■ **STATED GOAL**: Nothing in the data should change when you return it, but leave the pictures out.

----------

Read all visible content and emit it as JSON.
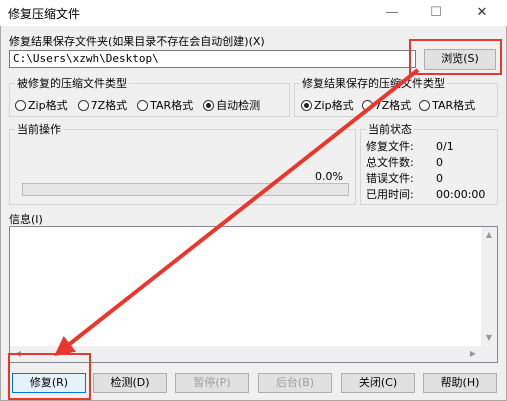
{
  "window": {
    "title": "修复压缩文件",
    "minimize": "—",
    "maximize": "☐",
    "close": "✕"
  },
  "output_path": {
    "label": "修复结果保存文件夹(如果目录不存在会自动创建)(X)",
    "value": "C:\\Users\\xzwh\\Desktop\\",
    "browse_label": "浏览(S)"
  },
  "source_type": {
    "legend": "被修复的压缩文件类型",
    "options": [
      "Zip格式",
      "7Z格式",
      "TAR格式",
      "自动检测"
    ],
    "selected_index": 3
  },
  "result_type": {
    "legend": "修复结果保存的压缩文件类型",
    "options": [
      "Zip格式",
      "7Z格式",
      "TAR格式"
    ],
    "selected_index": 0
  },
  "current_operation": {
    "legend": "当前操作",
    "percent_text": "0.0%",
    "progress": 0
  },
  "current_status": {
    "legend": "当前状态",
    "rows": [
      {
        "label": "修复文件:",
        "value": "0/1"
      },
      {
        "label": "总文件数:",
        "value": "0"
      },
      {
        "label": "错误文件:",
        "value": "0"
      },
      {
        "label": "已用时间:",
        "value": "00:00:00"
      }
    ]
  },
  "info": {
    "label": "信息(I)"
  },
  "buttons": {
    "repair": "修复(R)",
    "detect": "检测(D)",
    "pause": "暂停(P)",
    "background": "后台(B)",
    "close": "关闭(C)",
    "help": "帮助(H)"
  },
  "colors": {
    "annotation": "#e8382e",
    "progress_fill": "#06b025"
  }
}
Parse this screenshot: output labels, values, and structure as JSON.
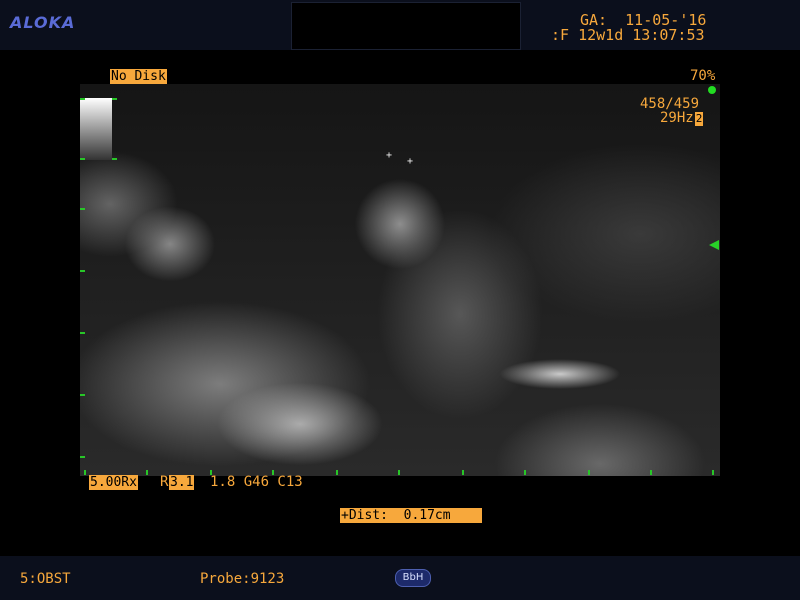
{
  "header": {
    "brand": "ALOKA",
    "ga_line": "GA:  11-05-'16",
    "date_line": ":F 12w1d 13:07:53"
  },
  "overlay": {
    "disk_status": "No Disk",
    "power_percent": "70%",
    "frame_counter": "458/459",
    "frame_rate": "29Hz",
    "frame_rate_badge": "2",
    "caliper_1": "+",
    "caliper_2": "+"
  },
  "settings": {
    "frequency": "5.00Rx",
    "range_label": "R",
    "range_value": "3.1",
    "params": "1.8 G46 C13"
  },
  "measurement": {
    "icon": "+",
    "label": "Dist:  0.17cm"
  },
  "footer": {
    "exam_preset": "5:OBST",
    "probe": "Probe:9123",
    "bbh_label": "BbH"
  },
  "colors": {
    "text_accent": "#f7a83c",
    "brand": "#5a6bd6",
    "marker_green": "#28c628",
    "bar_background": "#0b0f1c"
  }
}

----------

■ **RESPONSE BELOW**:
Read all visible content and emit it as JSON.
{
  "window": {
    "title": "修复压缩文件",
    "minimize": "—",
    "maximize": "☐",
    "close": "✕"
  },
  "output_path": {
    "label": "修复结果保存文件夹(如果目录不存在会自动创建)(X)",
    "value": "C:\\Users\\xzwh\\Desktop\\",
    "browse_label": "浏览(S)"
  },
  "source_type": {
    "legend": "被修复的压缩文件类型",
    "options": [
      "Zip格式",
      "7Z格式",
      "TAR格式",
      "自动检测"
    ],
    "selected_index": 3
  },
  "result_type": {
    "legend": "修复结果保存的压缩文件类型",
    "options": [
      "Zip格式",
      "7Z格式",
      "TAR格式"
    ],
    "selected_index": 0
  },
  "current_operation": {
    "legend": "当前操作",
    "percent_text": "0.0%",
    "progress": 0
  },
  "current_status": {
    "legend": "当前状态",
    "rows": [
      {
        "label": "修复文件:",
        "value": "0/1"
      },
      {
        "label": "总文件数:",
        "value": "0"
      },
      {
        "label": "错误文件:",
        "value": "0"
      },
      {
        "label": "已用时间:",
        "value": "00:00:00"
      }
    ]
  },
  "info": {
    "label": "信息(I)"
  },
  "buttons": {
    "repair": "修复(R)",
    "detect": "检测(D)",
    "pause": "暂停(P)",
    "background": "后台(B)",
    "close": "关闭(C)",
    "help": "帮助(H)"
  },
  "colors": {
    "annotation": "#e8382e",
    "progress_fill": "#06b025"
  }
}
Parse this screenshot: output labels, values, and structure as JSON.
{
  "header": {
    "brand": "ALOKA",
    "ga_line": "GA:  11-05-'16",
    "date_line": ":F 12w1d 13:07:53"
  },
  "overlay": {
    "disk_status": "No Disk",
    "power_percent": "70%",
    "frame_counter": "458/459",
    "frame_rate": "29Hz",
    "frame_rate_badge": "2",
    "caliper_1": "+",
    "caliper_2": "+"
  },
  "settings": {
    "frequency": "5.00Rx",
    "range_label": "R",
    "range_value": "3.1",
    "params": "1.8 G46 C13"
  },
  "measurement": {
    "icon": "+",
    "label": "Dist:  0.17cm"
  },
  "footer": {
    "exam_preset": "5:OBST",
    "probe": "Probe:9123",
    "bbh_label": "BbH"
  },
  "colors": {
    "text_accent": "#f7a83c",
    "brand": "#5a6bd6",
    "marker_green": "#28c628",
    "bar_background": "#0b0f1c"
  }
}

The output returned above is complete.